Your task
Reproduce these lines verbatim, beginning at the line containing "Give bounding boxes" and continuing through the line containing "99, 492, 111]".

Task input
"""
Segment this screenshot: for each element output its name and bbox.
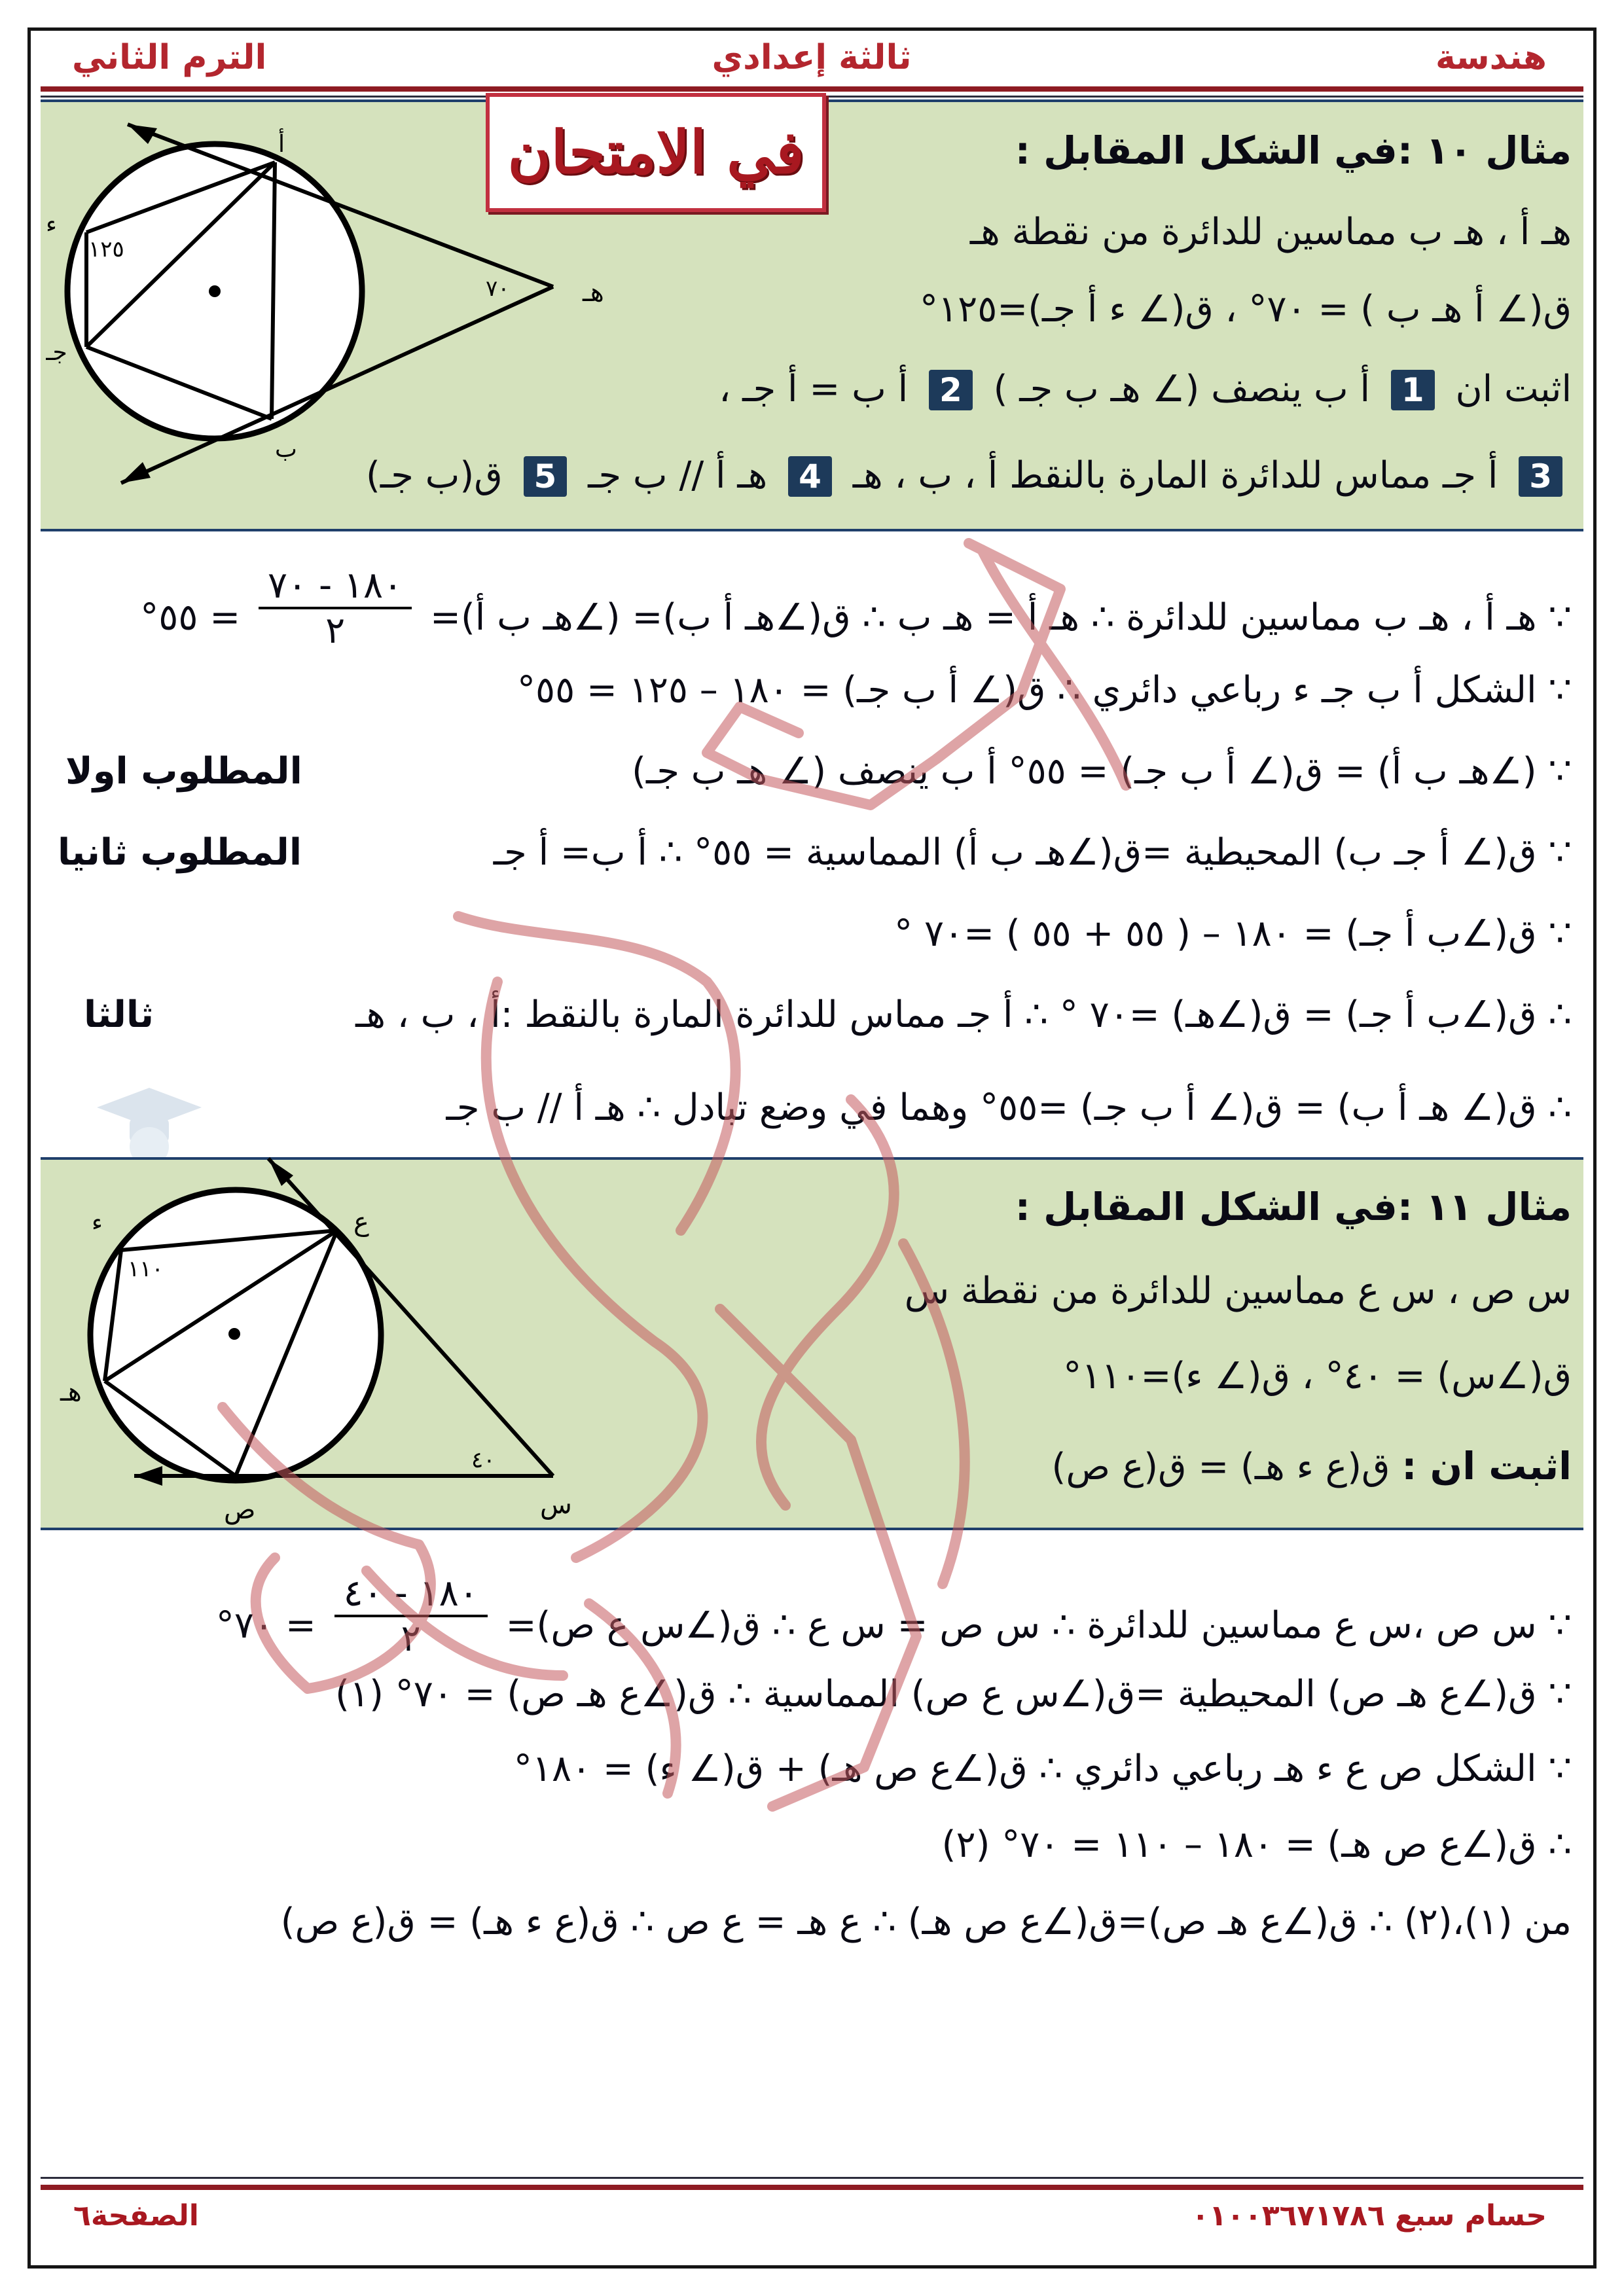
"""
"""
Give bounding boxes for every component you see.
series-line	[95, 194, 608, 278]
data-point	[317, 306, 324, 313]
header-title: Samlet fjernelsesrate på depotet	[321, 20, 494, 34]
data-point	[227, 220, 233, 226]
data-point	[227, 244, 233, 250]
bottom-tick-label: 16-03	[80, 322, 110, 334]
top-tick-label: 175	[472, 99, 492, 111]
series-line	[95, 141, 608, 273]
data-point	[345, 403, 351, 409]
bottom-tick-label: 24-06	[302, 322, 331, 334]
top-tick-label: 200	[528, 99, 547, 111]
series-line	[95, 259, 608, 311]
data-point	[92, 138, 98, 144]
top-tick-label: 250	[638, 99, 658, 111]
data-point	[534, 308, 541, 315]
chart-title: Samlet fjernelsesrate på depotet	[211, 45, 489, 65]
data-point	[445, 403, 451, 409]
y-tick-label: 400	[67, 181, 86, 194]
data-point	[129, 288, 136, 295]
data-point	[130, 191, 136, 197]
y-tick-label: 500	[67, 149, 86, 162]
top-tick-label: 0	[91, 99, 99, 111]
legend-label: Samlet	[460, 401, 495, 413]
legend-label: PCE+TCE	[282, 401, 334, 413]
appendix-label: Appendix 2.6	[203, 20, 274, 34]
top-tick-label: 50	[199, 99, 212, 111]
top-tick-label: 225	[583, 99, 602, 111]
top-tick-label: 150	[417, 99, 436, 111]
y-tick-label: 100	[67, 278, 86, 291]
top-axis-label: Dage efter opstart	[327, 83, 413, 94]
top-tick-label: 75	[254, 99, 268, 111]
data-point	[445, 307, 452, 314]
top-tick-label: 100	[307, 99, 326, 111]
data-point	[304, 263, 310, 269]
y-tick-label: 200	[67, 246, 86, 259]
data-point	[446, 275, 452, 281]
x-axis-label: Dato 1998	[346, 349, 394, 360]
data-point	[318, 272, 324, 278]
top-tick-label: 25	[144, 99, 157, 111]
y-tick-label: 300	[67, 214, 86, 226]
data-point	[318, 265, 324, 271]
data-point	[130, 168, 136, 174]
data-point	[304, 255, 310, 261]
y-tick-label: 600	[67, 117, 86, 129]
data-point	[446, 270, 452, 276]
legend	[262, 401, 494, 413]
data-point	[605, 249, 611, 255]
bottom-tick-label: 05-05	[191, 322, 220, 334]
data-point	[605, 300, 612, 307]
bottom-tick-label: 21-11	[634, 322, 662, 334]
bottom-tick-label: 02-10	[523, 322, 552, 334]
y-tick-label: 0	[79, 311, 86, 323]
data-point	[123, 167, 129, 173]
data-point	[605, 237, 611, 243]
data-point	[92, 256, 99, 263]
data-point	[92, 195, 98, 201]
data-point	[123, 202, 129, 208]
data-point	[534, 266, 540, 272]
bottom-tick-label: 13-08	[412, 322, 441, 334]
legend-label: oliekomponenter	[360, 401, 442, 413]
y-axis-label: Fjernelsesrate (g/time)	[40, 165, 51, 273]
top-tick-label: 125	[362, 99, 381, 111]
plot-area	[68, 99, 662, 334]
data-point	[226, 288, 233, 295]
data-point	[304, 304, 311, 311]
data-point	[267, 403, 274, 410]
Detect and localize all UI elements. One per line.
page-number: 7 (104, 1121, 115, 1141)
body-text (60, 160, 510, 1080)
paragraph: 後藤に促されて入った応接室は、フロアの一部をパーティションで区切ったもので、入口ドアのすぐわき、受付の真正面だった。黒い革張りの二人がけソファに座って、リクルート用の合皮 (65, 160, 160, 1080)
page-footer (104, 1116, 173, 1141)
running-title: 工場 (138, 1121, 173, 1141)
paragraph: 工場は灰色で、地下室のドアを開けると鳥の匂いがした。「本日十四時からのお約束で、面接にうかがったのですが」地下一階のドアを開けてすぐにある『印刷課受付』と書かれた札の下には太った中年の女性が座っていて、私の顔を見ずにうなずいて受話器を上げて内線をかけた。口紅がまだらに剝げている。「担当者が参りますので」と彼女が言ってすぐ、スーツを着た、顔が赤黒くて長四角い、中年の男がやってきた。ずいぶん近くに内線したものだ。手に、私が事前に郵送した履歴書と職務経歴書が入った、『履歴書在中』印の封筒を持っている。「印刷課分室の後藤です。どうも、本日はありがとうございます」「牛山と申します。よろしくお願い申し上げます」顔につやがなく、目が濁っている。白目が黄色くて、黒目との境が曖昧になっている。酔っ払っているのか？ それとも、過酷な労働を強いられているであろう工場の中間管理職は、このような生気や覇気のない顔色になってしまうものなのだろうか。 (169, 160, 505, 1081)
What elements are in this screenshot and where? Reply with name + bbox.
"""
"""
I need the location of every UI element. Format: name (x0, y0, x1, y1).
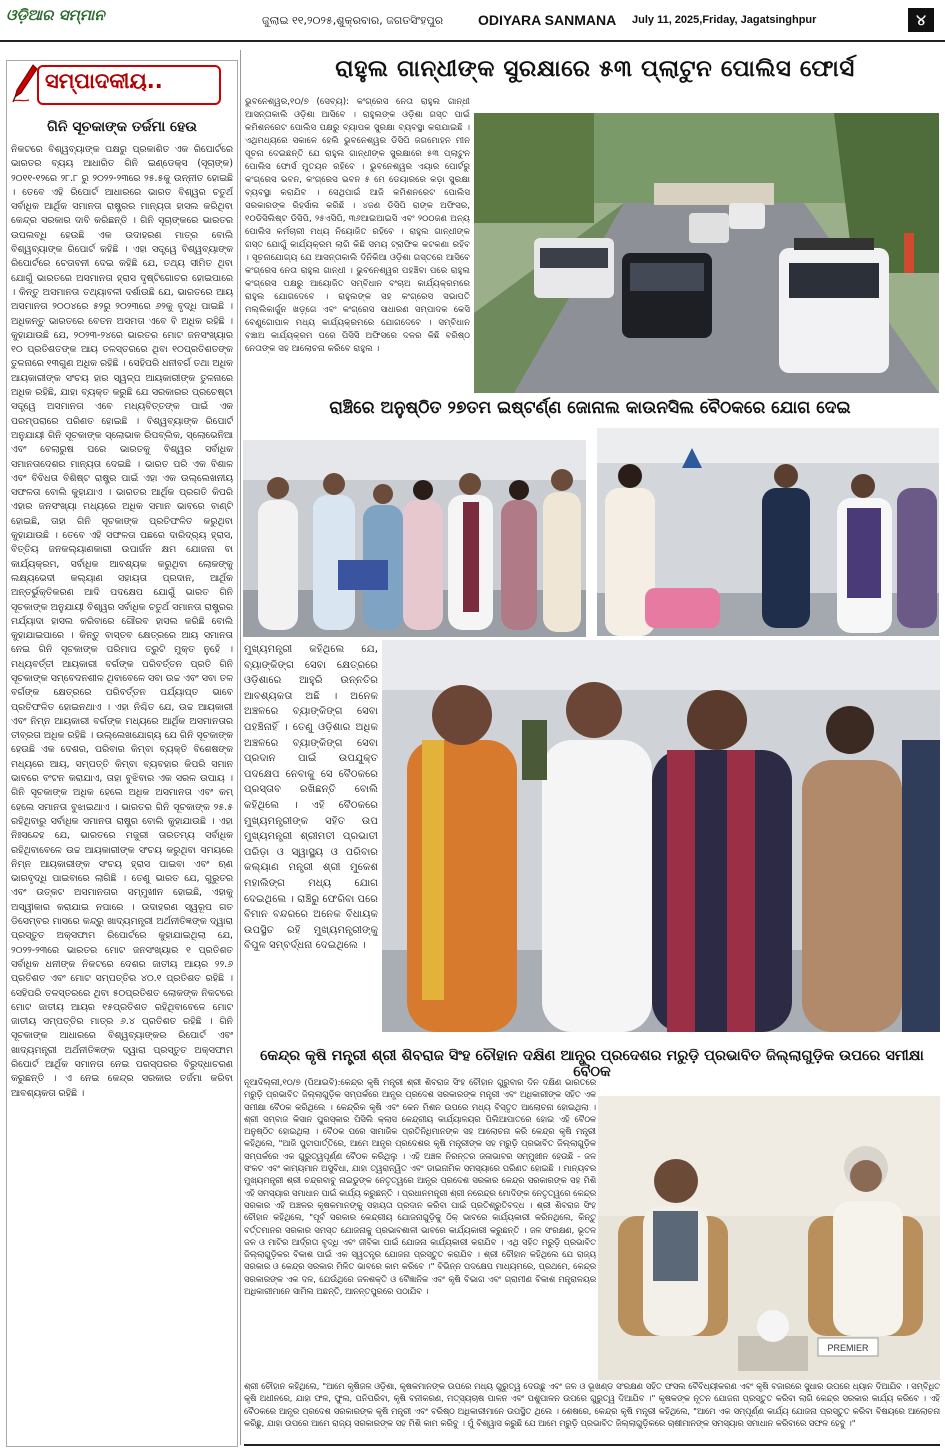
"""
Written reply
Give bounding boxes for every component you see.
series-line	[95, 194, 608, 278]
data-point	[317, 306, 324, 313]
header-title: Samlet fjernelsesrate på depotet	[321, 20, 494, 34]
data-point	[227, 220, 233, 226]
data-point	[227, 244, 233, 250]
bottom-tick-label: 16-03	[80, 322, 110, 334]
top-tick-label: 175	[472, 99, 492, 111]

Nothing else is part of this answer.